(Stored data entries)
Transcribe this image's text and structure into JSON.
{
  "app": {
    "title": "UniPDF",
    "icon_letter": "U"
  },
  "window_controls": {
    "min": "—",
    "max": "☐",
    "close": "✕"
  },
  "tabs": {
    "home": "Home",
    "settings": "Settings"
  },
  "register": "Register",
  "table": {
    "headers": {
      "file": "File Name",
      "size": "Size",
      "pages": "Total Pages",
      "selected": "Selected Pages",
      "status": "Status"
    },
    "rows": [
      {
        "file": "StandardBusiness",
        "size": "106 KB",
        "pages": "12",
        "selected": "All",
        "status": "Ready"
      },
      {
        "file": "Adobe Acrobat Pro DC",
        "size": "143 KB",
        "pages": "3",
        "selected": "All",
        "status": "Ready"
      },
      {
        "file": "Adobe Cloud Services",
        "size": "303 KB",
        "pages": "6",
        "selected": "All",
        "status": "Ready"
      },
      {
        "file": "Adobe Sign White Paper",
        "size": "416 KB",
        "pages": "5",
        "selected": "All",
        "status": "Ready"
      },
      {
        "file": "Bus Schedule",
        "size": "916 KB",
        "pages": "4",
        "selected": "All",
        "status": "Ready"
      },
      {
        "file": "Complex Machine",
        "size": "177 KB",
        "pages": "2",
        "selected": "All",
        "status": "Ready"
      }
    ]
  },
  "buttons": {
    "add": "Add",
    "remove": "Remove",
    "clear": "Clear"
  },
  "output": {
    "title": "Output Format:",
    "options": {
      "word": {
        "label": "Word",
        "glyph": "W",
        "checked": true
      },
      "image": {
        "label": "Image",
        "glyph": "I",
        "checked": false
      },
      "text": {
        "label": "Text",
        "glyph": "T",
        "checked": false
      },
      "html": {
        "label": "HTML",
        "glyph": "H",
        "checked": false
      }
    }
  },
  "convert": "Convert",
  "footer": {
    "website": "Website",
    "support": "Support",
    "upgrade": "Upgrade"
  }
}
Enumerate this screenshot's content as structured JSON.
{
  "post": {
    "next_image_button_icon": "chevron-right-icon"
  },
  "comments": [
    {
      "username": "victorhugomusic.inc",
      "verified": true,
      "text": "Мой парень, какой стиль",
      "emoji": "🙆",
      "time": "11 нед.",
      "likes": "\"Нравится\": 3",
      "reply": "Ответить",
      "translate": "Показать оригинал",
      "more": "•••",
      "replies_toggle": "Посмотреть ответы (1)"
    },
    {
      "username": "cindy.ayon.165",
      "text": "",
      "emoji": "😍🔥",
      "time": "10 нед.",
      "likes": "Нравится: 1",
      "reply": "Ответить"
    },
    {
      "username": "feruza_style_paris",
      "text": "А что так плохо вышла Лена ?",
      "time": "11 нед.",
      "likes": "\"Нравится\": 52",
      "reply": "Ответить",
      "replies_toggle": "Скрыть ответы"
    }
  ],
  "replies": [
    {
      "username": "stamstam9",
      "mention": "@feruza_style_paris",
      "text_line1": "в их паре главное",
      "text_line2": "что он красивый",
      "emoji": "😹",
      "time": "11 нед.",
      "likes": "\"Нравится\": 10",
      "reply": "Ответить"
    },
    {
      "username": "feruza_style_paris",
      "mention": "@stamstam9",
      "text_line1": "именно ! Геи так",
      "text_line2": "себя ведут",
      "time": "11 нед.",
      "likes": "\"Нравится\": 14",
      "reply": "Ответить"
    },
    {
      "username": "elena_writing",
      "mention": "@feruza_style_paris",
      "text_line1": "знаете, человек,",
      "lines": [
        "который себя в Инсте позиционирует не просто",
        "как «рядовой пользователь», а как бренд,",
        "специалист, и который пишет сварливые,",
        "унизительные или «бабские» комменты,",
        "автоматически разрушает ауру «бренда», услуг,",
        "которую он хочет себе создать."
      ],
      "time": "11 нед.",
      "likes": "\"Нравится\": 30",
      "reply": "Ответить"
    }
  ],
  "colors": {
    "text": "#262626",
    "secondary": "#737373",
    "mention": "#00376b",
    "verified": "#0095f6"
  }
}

**Challenge**
Go through the entries above and copy every line containing "который".

**Answer below**
        "который себя в Инсте позиционирует не просто",
        "специалист, и который пишет сварливые,",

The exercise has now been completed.